The request - Output every entry exactly as written, skipping any pictures.

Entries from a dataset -
= = =

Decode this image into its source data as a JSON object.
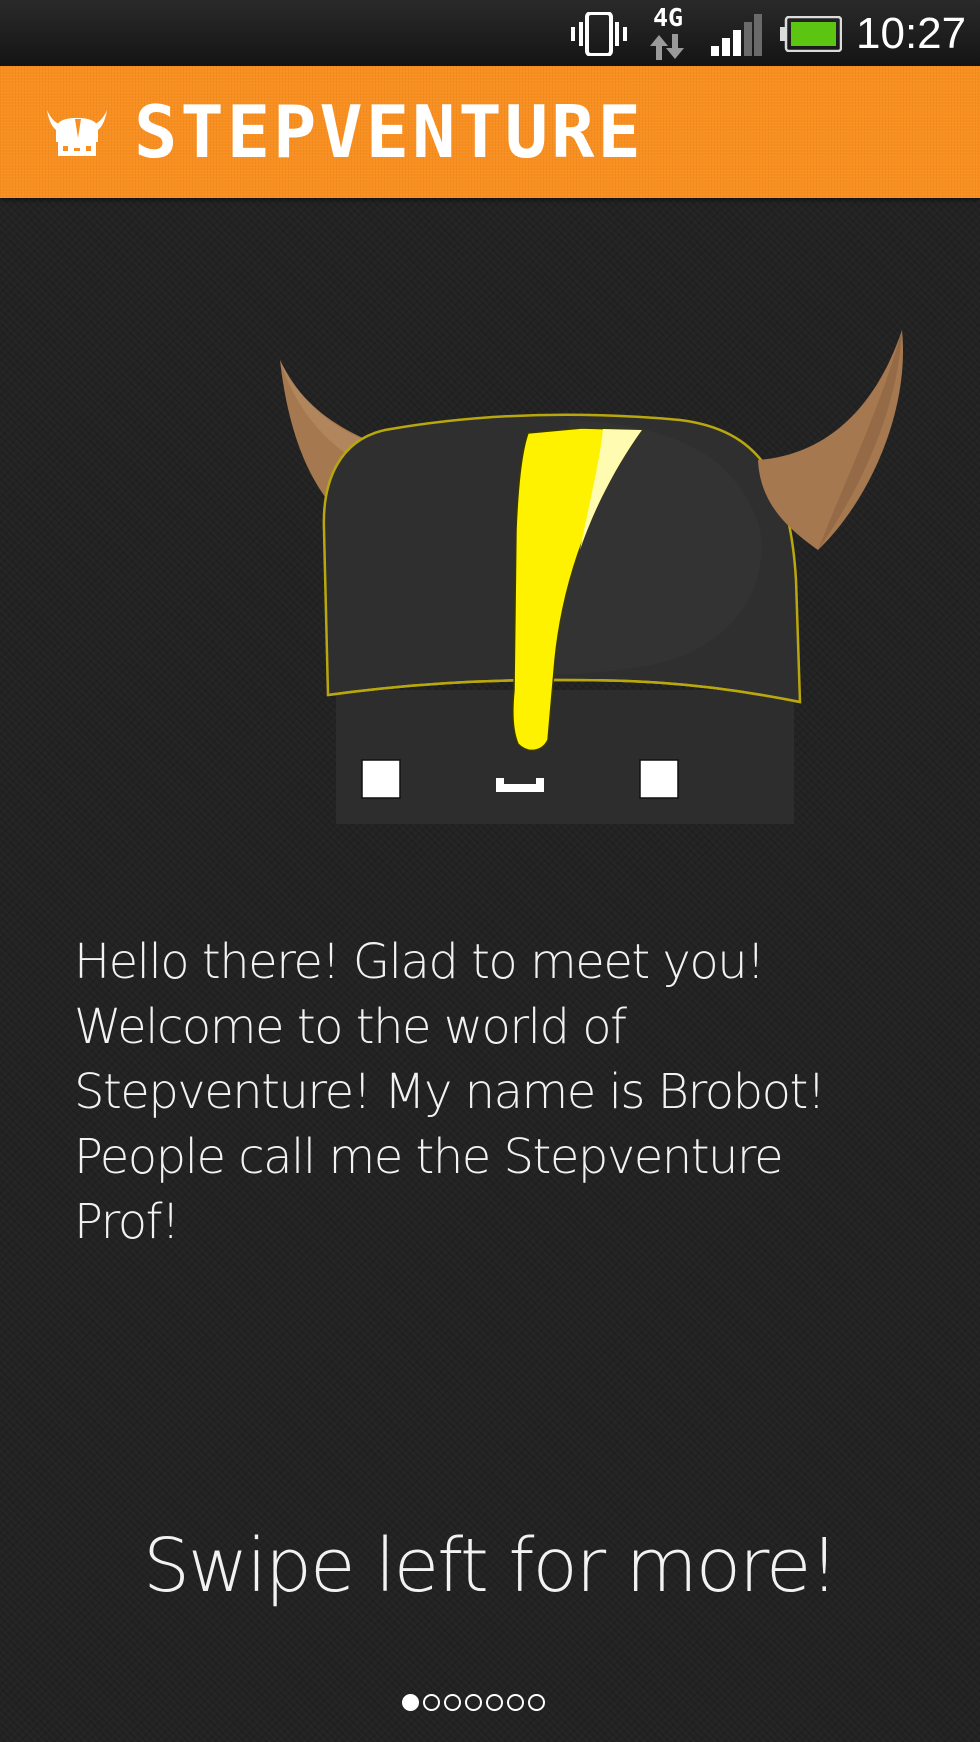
{
  "status_bar": {
    "network_type": "4G",
    "time": "10:27",
    "icons": [
      "vibrate-icon",
      "network-4g-icon",
      "signal-strength-icon",
      "battery-icon"
    ],
    "battery_color": "#5cc511"
  },
  "app_bar": {
    "title": "STEPVENTURE",
    "logo_icon": "viking-helmet-logo-icon",
    "background_color": "#f98f1f"
  },
  "mascot": {
    "icon": "brobot-viking-robot-mascot",
    "helmet_stripe_color": "#fff200",
    "horn_color": "#a57850"
  },
  "intro": {
    "text": "Hello there! Glad to meet you! Welcome to the world of Stepventure! My name is Brobot! People call me the Stepventure Prof!"
  },
  "swipe_hint": "Swipe left for more!",
  "pager": {
    "page_count": 7,
    "current_page": 1
  }
}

= = =

Output -
Decode this image into its source data as a JSON object.
{
  "status_bar": {
    "network_type": "4G",
    "time": "10:27",
    "icons": [
      "vibrate-icon",
      "network-4g-icon",
      "signal-strength-icon",
      "battery-icon"
    ],
    "battery_color": "#5cc511"
  },
  "app_bar": {
    "title": "STEPVENTURE",
    "logo_icon": "viking-helmet-logo-icon",
    "background_color": "#f98f1f"
  },
  "mascot": {
    "icon": "brobot-viking-robot-mascot",
    "helmet_stripe_color": "#fff200",
    "horn_color": "#a57850"
  },
  "intro": {
    "text": "Hello there! Glad to meet you! Welcome to the world of Stepventure! My name is Brobot! People call me the Stepventure Prof!"
  },
  "swipe_hint": "Swipe left for more!",
  "pager": {
    "page_count": 7,
    "current_page": 1
  }
}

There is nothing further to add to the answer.